• **RECORDS SUPPLIED**:
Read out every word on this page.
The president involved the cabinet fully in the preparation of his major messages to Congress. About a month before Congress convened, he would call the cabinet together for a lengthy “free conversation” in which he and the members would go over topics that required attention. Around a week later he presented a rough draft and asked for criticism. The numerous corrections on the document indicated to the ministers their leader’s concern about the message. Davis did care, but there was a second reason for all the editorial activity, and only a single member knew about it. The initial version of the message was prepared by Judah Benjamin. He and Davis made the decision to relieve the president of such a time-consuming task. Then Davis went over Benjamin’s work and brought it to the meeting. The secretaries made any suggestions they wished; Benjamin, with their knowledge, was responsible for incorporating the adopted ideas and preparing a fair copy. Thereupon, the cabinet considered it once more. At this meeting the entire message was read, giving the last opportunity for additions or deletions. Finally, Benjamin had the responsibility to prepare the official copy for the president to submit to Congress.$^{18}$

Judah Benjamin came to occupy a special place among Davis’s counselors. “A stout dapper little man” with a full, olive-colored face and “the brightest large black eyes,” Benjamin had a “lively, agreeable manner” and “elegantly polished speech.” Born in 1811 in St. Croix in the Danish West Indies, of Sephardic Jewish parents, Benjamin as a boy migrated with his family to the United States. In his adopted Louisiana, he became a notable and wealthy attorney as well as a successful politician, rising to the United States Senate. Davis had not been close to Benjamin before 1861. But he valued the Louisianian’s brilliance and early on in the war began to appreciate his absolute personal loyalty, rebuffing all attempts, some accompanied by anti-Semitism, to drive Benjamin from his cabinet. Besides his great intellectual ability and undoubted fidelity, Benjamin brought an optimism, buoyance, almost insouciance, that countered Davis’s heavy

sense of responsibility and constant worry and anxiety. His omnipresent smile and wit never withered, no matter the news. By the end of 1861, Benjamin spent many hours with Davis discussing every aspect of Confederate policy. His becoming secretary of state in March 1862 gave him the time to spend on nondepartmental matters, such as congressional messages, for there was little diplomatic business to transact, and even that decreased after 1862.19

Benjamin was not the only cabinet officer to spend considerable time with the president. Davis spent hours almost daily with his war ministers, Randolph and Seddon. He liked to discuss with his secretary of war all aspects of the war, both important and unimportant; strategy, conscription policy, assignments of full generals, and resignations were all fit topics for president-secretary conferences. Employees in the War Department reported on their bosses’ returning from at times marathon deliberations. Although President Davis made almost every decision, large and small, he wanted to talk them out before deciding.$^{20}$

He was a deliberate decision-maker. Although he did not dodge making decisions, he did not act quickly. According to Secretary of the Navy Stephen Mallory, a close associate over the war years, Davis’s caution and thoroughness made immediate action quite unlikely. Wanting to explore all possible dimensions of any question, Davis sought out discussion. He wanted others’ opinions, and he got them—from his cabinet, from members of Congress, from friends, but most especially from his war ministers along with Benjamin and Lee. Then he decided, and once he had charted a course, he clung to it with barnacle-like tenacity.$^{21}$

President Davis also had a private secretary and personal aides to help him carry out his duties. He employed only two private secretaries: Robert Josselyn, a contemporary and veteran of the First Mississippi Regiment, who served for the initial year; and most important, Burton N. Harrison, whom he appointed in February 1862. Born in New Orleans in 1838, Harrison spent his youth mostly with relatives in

• **GIVEN EXERCISE**: Which lines hold the word "spend"? Copy every one of them.

• **ANSWER FOR THE TASK**:
sense of responsibility and constant worry and anxiety. His omnipresent smile and wit never withered, no matter the news. By the end of 1861, Benjamin spent many hours with Davis discussing every aspect of Confederate policy. His becoming secretary of state in March 1862 gave him the time to spend on nondepartmental matters, such as congressional messages, for there was little diplomatic business to transact, and even that decreased after 1862.19
Benjamin was not the only cabinet officer to spend considerable time with the president. Davis spent hours almost daily with his war ministers, Randolph and Seddon. He liked to discuss with his secretary of war all aspects of the war, both important and unimportant; strategy, conscription policy, assignments of full generals, and resignations were all fit topics for president-secretary conferences. Employees in the War Department reported on their bosses’ returning from at times marathon deliberations. Although President Davis made almost every decision, large and small, he wanted to talk them out before deciding.$^{20}$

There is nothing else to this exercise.